:: Written instruction ::
Each line of the material must be repeated precisely, with the pictures left out.

:: Task material ::

-- -- --

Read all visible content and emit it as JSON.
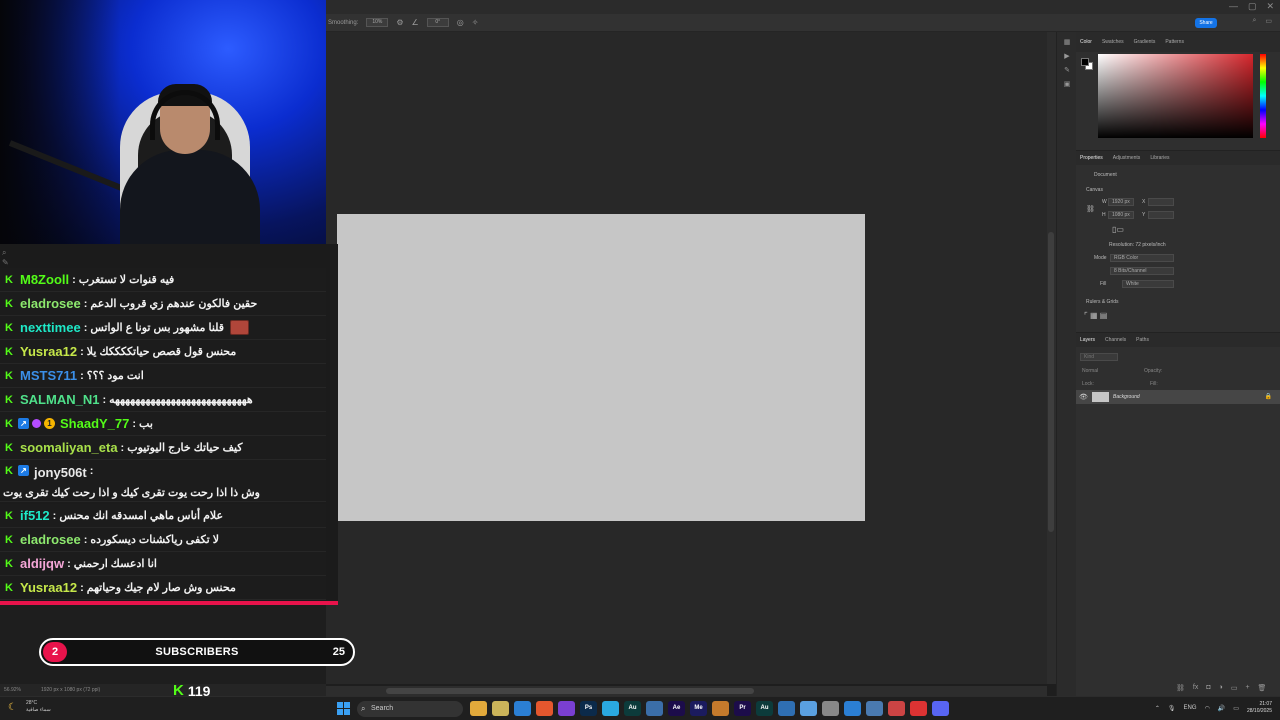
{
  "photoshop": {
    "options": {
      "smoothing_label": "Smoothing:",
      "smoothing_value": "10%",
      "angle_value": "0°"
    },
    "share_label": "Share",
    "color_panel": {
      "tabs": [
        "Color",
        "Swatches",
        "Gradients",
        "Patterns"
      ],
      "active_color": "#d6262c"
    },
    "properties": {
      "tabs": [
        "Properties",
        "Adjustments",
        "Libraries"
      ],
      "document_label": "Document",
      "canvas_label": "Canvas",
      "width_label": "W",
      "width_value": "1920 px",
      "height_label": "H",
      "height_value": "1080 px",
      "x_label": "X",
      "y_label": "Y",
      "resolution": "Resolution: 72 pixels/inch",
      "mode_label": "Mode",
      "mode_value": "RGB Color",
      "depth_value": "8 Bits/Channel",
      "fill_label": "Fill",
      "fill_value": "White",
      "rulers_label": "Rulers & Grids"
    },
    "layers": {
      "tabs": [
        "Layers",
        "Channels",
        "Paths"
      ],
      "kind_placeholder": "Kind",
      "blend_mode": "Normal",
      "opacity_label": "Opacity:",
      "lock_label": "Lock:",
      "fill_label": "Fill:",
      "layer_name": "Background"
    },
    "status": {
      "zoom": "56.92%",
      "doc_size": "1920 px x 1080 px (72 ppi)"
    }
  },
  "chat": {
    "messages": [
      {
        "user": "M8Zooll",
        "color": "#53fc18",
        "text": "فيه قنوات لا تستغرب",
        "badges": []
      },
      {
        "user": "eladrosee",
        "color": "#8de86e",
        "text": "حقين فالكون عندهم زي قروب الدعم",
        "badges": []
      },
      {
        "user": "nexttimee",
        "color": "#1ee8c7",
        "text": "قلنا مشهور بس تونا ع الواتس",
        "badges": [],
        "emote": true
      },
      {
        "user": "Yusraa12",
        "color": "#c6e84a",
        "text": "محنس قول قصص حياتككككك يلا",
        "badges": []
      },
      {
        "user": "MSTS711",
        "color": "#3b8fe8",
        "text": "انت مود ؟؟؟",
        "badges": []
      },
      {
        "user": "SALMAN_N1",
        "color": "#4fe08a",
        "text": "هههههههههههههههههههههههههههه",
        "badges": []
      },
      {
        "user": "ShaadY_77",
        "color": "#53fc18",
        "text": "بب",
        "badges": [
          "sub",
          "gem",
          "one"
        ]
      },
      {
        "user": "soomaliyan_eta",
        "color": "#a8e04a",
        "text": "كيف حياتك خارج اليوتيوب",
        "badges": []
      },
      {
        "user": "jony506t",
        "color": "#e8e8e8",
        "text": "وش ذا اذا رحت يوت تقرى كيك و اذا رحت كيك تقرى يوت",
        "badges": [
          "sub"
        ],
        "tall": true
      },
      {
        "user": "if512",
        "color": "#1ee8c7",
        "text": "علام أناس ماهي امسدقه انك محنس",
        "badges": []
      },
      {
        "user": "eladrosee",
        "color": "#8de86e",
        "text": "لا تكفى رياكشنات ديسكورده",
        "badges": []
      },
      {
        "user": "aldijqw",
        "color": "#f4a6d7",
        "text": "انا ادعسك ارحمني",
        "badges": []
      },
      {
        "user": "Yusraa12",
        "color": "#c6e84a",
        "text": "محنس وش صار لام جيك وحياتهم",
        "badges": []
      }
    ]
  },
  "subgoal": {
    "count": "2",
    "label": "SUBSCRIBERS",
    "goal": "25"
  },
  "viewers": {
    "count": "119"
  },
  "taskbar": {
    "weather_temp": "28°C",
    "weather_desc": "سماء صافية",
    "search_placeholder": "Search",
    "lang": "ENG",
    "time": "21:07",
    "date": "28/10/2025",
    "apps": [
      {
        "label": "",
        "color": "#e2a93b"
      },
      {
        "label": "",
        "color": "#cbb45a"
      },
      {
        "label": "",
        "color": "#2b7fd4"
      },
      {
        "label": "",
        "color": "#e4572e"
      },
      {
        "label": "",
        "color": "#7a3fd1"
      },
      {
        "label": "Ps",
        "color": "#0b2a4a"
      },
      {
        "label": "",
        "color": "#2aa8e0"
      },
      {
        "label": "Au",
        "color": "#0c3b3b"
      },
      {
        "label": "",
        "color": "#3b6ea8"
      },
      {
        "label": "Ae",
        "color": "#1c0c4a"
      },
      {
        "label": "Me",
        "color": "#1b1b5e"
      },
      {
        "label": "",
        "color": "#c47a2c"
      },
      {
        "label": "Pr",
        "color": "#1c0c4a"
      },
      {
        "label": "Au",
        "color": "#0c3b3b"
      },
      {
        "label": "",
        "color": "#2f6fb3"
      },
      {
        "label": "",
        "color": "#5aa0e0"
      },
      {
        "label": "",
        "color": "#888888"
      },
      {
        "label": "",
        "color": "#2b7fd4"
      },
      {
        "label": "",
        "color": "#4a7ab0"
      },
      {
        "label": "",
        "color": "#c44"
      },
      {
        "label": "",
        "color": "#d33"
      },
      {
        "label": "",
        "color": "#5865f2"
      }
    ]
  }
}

-- -- --

:: Worked answer ::
Read all visible content and emit it as JSON.
{
  "photoshop": {
    "options": {
      "smoothing_label": "Smoothing:",
      "smoothing_value": "10%",
      "angle_value": "0°"
    },
    "share_label": "Share",
    "color_panel": {
      "tabs": [
        "Color",
        "Swatches",
        "Gradients",
        "Patterns"
      ],
      "active_color": "#d6262c"
    },
    "properties": {
      "tabs": [
        "Properties",
        "Adjustments",
        "Libraries"
      ],
      "document_label": "Document",
      "canvas_label": "Canvas",
      "width_label": "W",
      "width_value": "1920 px",
      "height_label": "H",
      "height_value": "1080 px",
      "x_label": "X",
      "y_label": "Y",
      "resolution": "Resolution: 72 pixels/inch",
      "mode_label": "Mode",
      "mode_value": "RGB Color",
      "depth_value": "8 Bits/Channel",
      "fill_label": "Fill",
      "fill_value": "White",
      "rulers_label": "Rulers & Grids"
    },
    "layers": {
      "tabs": [
        "Layers",
        "Channels",
        "Paths"
      ],
      "kind_placeholder": "Kind",
      "blend_mode": "Normal",
      "opacity_label": "Opacity:",
      "lock_label": "Lock:",
      "fill_label": "Fill:",
      "layer_name": "Background"
    },
    "status": {
      "zoom": "56.92%",
      "doc_size": "1920 px x 1080 px (72 ppi)"
    }
  },
  "chat": {
    "messages": [
      {
        "user": "M8Zooll",
        "color": "#53fc18",
        "text": "فيه قنوات لا تستغرب",
        "badges": []
      },
      {
        "user": "eladrosee",
        "color": "#8de86e",
        "text": "حقين فالكون عندهم زي قروب الدعم",
        "badges": []
      },
      {
        "user": "nexttimee",
        "color": "#1ee8c7",
        "text": "قلنا مشهور بس تونا ع الواتس",
        "badges": [],
        "emote": true
      },
      {
        "user": "Yusraa12",
        "color": "#c6e84a",
        "text": "محنس قول قصص حياتككككك يلا",
        "badges": []
      },
      {
        "user": "MSTS711",
        "color": "#3b8fe8",
        "text": "انت مود ؟؟؟",
        "badges": []
      },
      {
        "user": "SALMAN_N1",
        "color": "#4fe08a",
        "text": "هههههههههههههههههههههههههههه",
        "badges": []
      },
      {
        "user": "ShaadY_77",
        "color": "#53fc18",
        "text": "بب",
        "badges": [
          "sub",
          "gem",
          "one"
        ]
      },
      {
        "user": "soomaliyan_eta",
        "color": "#a8e04a",
        "text": "كيف حياتك خارج اليوتيوب",
        "badges": []
      },
      {
        "user": "jony506t",
        "color": "#e8e8e8",
        "text": "وش ذا اذا رحت يوت تقرى كيك و اذا رحت كيك تقرى يوت",
        "badges": [
          "sub"
        ],
        "tall": true
      },
      {
        "user": "if512",
        "color": "#1ee8c7",
        "text": "علام أناس ماهي امسدقه انك محنس",
        "badges": []
      },
      {
        "user": "eladrosee",
        "color": "#8de86e",
        "text": "لا تكفى رياكشنات ديسكورده",
        "badges": []
      },
      {
        "user": "aldijqw",
        "color": "#f4a6d7",
        "text": "انا ادعسك ارحمني",
        "badges": []
      },
      {
        "user": "Yusraa12",
        "color": "#c6e84a",
        "text": "محنس وش صار لام جيك وحياتهم",
        "badges": []
      }
    ]
  },
  "subgoal": {
    "count": "2",
    "label": "SUBSCRIBERS",
    "goal": "25"
  },
  "viewers": {
    "count": "119"
  },
  "taskbar": {
    "weather_temp": "28°C",
    "weather_desc": "سماء صافية",
    "search_placeholder": "Search",
    "lang": "ENG",
    "time": "21:07",
    "date": "28/10/2025",
    "apps": [
      {
        "label": "",
        "color": "#e2a93b"
      },
      {
        "label": "",
        "color": "#cbb45a"
      },
      {
        "label": "",
        "color": "#2b7fd4"
      },
      {
        "label": "",
        "color": "#e4572e"
      },
      {
        "label": "",
        "color": "#7a3fd1"
      },
      {
        "label": "Ps",
        "color": "#0b2a4a"
      },
      {
        "label": "",
        "color": "#2aa8e0"
      },
      {
        "label": "Au",
        "color": "#0c3b3b"
      },
      {
        "label": "",
        "color": "#3b6ea8"
      },
      {
        "label": "Ae",
        "color": "#1c0c4a"
      },
      {
        "label": "Me",
        "color": "#1b1b5e"
      },
      {
        "label": "",
        "color": "#c47a2c"
      },
      {
        "label": "Pr",
        "color": "#1c0c4a"
      },
      {
        "label": "Au",
        "color": "#0c3b3b"
      },
      {
        "label": "",
        "color": "#2f6fb3"
      },
      {
        "label": "",
        "color": "#5aa0e0"
      },
      {
        "label": "",
        "color": "#888888"
      },
      {
        "label": "",
        "color": "#2b7fd4"
      },
      {
        "label": "",
        "color": "#4a7ab0"
      },
      {
        "label": "",
        "color": "#c44"
      },
      {
        "label": "",
        "color": "#d33"
      },
      {
        "label": "",
        "color": "#5865f2"
      }
    ]
  }
}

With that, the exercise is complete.